- _Problem statement_
Write out the records below word for word, please.

---- Records shown

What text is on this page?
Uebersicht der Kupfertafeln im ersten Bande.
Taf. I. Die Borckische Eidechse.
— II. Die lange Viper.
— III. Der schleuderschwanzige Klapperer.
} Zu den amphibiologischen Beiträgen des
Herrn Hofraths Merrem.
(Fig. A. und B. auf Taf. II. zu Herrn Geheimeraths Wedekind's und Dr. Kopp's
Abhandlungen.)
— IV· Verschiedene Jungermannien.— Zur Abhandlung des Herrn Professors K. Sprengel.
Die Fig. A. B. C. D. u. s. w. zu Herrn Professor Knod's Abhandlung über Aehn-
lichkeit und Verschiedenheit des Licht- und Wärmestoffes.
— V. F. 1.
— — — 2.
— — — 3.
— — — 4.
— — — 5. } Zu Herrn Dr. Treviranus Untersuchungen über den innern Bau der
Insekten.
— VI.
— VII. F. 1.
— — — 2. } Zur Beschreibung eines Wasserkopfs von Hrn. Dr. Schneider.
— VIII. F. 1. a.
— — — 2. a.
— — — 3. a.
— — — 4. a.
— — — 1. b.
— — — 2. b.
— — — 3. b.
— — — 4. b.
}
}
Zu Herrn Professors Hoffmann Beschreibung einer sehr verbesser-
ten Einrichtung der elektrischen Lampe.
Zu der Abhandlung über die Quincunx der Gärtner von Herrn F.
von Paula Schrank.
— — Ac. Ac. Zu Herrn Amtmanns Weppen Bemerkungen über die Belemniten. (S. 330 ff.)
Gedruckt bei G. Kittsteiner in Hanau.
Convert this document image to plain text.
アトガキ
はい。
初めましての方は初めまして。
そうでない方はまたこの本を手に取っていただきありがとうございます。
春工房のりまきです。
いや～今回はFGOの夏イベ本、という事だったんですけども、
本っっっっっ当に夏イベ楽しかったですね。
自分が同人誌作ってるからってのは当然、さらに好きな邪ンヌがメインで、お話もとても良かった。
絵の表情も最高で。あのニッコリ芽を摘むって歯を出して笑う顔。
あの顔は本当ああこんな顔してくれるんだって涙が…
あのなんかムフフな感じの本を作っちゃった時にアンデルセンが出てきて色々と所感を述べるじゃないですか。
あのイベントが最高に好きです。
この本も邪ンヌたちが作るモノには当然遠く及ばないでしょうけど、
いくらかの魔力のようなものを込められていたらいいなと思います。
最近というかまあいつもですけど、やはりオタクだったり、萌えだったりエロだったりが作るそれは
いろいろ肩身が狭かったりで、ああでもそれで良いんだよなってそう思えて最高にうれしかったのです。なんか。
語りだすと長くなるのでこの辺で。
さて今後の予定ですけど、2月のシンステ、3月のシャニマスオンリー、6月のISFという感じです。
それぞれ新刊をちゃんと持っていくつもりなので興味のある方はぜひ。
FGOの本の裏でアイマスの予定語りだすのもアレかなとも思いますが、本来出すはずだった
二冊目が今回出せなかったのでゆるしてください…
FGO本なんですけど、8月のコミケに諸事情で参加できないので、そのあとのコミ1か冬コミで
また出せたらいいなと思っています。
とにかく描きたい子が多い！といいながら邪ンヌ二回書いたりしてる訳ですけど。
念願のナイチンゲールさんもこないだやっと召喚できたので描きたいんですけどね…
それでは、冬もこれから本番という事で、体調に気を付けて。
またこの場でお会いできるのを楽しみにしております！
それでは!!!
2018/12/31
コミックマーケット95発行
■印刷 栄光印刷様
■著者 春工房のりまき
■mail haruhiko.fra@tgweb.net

--------

- _Response to this exercise_
What text is on this page?
Uebersicht der Kupfertafeln im ersten Bande.
Taf. I. Die Borckische Eidechse.
— II. Die lange Viper.
— III. Der schleuderschwanzige Klapperer.
} Zu den amphibiologischen Beiträgen des
Herrn Hofraths Merrem.
(Fig. A. und B. auf Taf. II. zu Herrn Geheimeraths Wedekind's und Dr. Kopp's
Abhandlungen.)
— IV· Verschiedene Jungermannien.— Zur Abhandlung des Herrn Professors K. Sprengel.
Die Fig. A. B. C. D. u. s. w. zu Herrn Professor Knod's Abhandlung über Aehn-
lichkeit und Verschiedenheit des Licht- und Wärmestoffes.
— V. F. 1.
— — — 2.
— — — 3.
— — — 4.
— — — 5. } Zu Herrn Dr. Treviranus Untersuchungen über den innern Bau der
Insekten.
— VI.
— VII. F. 1.
— — — 2. } Zur Beschreibung eines Wasserkopfs von Hrn. Dr. Schneider.
— VIII. F. 1. a.
— — — 2. a.
— — — 3. a.
— — — 4. a.
— — — 1. b.
— — — 2. b.
— — — 3. b.
— — — 4. b.
}
}
Zu Herrn Professors Hoffmann Beschreibung einer sehr verbesser-
ten Einrichtung der elektrischen Lampe.
Zu der Abhandlung über die Quincunx der Gärtner von Herrn F.
von Paula Schrank.
— — Ac. Ac. Zu Herrn Amtmanns Weppen Bemerkungen über die Belemniten. (S. 330 ff.)
Gedruckt bei G. Kittsteiner in Hanau.
Convert this document image to plain text.
アトガキ
はい。
初めましての方は初めまして。
そうでない方はまたこの本を手に取っていただきありがとうございます。
春工房のりまきです。
いや～今回はFGOの夏イベ本、という事だったんですけども、
本っっっっっ当に夏イベ楽しかったですね。
自分が同人誌作ってるからってのは当然、さらに好きな邪ンヌがメインで、お話もとても良かった。
絵の表情も最高で。あのニッコリ芽を摘むって歯を出して笑う顔。
あの顔は本当ああこんな顔してくれるんだって涙が…
あのなんかムフフな感じの本を作っちゃった時にアンデルセンが出てきて色々と所感を述べるじゃないですか。
あのイベントが最高に好きです。
この本も邪ンヌたちが作るモノには当然遠く及ばないでしょうけど、
いくらかの魔力のようなものを込められていたらいいなと思います。
最近というかまあいつもですけど、やはりオタクだったり、萌えだったりエロだったりが作るそれは
いろいろ肩身が狭かったりで、ああでもそれで良いんだよなってそう思えて最高にうれしかったのです。なんか。
語りだすと長くなるのでこの辺で。
さて今後の予定ですけど、2月のシンステ、3月のシャニマスオンリー、6月のISFという感じです。
それぞれ新刊をちゃんと持っていくつもりなので興味のある方はぜひ。
FGOの本の裏でアイマスの予定語りだすのもアレかなとも思いますが、本来出すはずだった
二冊目が今回出せなかったのでゆるしてください…
FGO本なんですけど、8月のコミケに諸事情で参加できないので、そのあとのコミ1か冬コミで
また出せたらいいなと思っています。
とにかく描きたい子が多い！といいながら邪ンヌ二回書いたりしてる訳ですけど。
念願のナイチンゲールさんもこないだやっと召喚できたので描きたいんですけどね…
それでは、冬もこれから本番という事で、体調に気を付けて。
またこの場でお会いできるのを楽しみにしております！
それでは!!!
2018/12/31
コミックマーケット95発行
■印刷 栄光印刷様
■著者 春工房のりまき
■mail haruhiko.fra@tgweb.net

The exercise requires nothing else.